→ **Texto mostrado**:

- - - - - - -

El exprimer ministro Naftali Bennett y el líder de la oposición, Yair Lapid, sostienen que impulsarán una estrategia de disuasión de línea dura frente a Irán, al tiempo que buscarán recomponer las deterioradas relaciones con los sectores liberales de Estados Unidos y con la Unión Europea.
Bennett, quien encabeza el partido B’Yachad junto con Lapid y es conocido por su firme postura en materia de seguridad, afirmó ante miembros de la formación que cualquier ataque ejecutado por organizaciones respaldadas por Irán debe considerarse un ataque iraní. “Si Hezbolá nos ataca, atacaremos a Irán. Un ataque de los tentáculos del pulpo iraní dentro de las fronteras de Israel tendrá consecuencias en Irán”, declaró.
Aunque responsabilizó al gobierno del primer ministro Benjamin Netanyahu de fracturar la sociedad israelí y, en consecuencia, de debilitar la capacidad del país para enfrentar amenazas externas, Bennett coincidió con la posición del jefe de Gobierno de no retirar a Israel de Gaza hasta que Hamás haya sido desarmado.

- - - - - - -

[Elementos guardados del conjunto de datos]
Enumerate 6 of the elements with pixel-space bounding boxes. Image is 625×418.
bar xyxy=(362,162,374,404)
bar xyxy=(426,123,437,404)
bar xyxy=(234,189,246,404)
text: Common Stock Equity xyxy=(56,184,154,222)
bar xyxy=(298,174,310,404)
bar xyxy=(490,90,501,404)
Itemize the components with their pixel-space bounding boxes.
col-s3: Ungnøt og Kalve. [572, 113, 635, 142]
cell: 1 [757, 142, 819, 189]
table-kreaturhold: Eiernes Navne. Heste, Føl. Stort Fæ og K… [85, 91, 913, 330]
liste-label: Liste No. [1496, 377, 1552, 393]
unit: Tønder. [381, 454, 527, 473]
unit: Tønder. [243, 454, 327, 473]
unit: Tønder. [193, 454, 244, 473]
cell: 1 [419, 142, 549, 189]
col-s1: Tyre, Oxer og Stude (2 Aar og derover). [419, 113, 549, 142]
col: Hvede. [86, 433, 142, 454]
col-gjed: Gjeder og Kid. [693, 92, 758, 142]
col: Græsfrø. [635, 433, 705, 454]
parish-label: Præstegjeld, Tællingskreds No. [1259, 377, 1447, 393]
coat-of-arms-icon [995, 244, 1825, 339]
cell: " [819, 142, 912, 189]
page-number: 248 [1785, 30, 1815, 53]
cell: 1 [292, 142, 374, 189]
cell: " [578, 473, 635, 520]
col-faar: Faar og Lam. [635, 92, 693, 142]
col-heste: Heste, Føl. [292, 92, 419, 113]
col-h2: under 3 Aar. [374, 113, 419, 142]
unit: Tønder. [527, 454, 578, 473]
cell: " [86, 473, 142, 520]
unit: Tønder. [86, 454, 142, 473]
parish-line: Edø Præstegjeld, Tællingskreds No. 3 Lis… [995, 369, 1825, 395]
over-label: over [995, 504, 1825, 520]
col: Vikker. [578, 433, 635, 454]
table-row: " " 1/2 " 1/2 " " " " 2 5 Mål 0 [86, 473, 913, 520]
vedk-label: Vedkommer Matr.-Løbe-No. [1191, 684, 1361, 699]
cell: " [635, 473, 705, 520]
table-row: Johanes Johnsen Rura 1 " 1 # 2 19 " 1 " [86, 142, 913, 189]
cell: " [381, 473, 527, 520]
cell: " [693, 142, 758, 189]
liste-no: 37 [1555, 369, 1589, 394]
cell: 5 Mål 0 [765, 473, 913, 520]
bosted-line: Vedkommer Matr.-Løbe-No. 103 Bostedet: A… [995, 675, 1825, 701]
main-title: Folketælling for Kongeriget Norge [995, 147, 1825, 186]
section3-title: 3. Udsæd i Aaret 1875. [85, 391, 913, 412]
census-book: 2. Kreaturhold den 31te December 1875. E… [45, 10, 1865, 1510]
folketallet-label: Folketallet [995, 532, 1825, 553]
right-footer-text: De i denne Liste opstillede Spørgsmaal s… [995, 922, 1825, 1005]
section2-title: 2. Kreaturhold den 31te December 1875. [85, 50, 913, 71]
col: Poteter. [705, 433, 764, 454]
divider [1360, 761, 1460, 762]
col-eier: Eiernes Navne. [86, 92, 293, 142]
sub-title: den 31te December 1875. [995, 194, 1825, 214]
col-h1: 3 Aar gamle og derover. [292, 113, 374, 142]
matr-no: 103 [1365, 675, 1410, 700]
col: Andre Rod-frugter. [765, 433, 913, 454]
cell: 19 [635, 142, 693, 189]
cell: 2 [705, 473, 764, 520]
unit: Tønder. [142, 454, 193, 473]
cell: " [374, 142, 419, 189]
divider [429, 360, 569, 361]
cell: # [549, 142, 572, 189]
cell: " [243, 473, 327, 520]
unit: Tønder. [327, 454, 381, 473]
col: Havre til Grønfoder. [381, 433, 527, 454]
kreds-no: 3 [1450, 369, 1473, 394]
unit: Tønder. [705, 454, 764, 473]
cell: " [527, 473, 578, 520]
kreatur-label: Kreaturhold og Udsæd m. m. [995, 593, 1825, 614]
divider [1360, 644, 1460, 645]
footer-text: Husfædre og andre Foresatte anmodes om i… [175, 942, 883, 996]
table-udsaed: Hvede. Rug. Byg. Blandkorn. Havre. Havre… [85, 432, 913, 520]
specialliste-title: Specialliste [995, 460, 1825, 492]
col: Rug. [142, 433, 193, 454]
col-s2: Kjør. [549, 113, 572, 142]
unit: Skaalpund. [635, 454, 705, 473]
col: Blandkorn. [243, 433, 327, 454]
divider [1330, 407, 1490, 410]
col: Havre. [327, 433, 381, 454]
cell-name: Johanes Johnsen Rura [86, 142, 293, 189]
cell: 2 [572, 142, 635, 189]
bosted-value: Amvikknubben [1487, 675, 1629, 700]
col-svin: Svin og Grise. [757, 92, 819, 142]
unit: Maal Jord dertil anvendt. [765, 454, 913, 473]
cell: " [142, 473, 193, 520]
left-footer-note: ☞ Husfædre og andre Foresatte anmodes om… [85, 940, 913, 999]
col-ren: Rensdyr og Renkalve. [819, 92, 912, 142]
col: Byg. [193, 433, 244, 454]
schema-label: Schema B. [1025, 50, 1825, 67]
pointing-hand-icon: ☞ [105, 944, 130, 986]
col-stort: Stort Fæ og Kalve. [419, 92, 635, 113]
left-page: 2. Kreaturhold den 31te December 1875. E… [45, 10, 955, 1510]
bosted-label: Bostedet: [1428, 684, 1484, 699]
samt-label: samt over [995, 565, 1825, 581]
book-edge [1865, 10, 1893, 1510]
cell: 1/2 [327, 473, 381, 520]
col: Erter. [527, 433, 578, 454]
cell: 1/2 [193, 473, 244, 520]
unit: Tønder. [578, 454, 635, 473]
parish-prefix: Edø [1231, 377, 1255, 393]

- - - - - - -

→ **Consigna**:
Reescribe, por favor, el fragmento del texto sobre Bennett y Lapid que comienza con las palabras "Bennett, quien encabeza" y termina con "haya sido desarmado.". Cambia "Gaza" por "la Franja de Gaza".

→ **Solución propuesta**:
Bennett, quien encabeza el partido B’Yachad junto con Lapid y es conocido por su firme postura en materia de seguridad, afirmó ante miembros de la formación que cualquier ataque ejecutado por organizaciones respaldadas por Irán debe considerarse un ataque iraní. “Si Hezbolá nos ataca, atacaremos a Irán. Un ataque de los tentáculos del pulpo iraní dentro de las fronteras de Israel tendrá consecuencias en Irán”, declaró.
Aunque responsabilizó al gobierno del primer ministro Benjamin Netanyahu de fracturar la sociedad israelí y, en consecuencia, de debilitar la capacidad del país para enfrentar amenazas externas, Bennett coincidió con la posición del jefe de Gobierno de no retirar a Israel de la Franja de Gaza hasta que Hamás haya sido desarmado.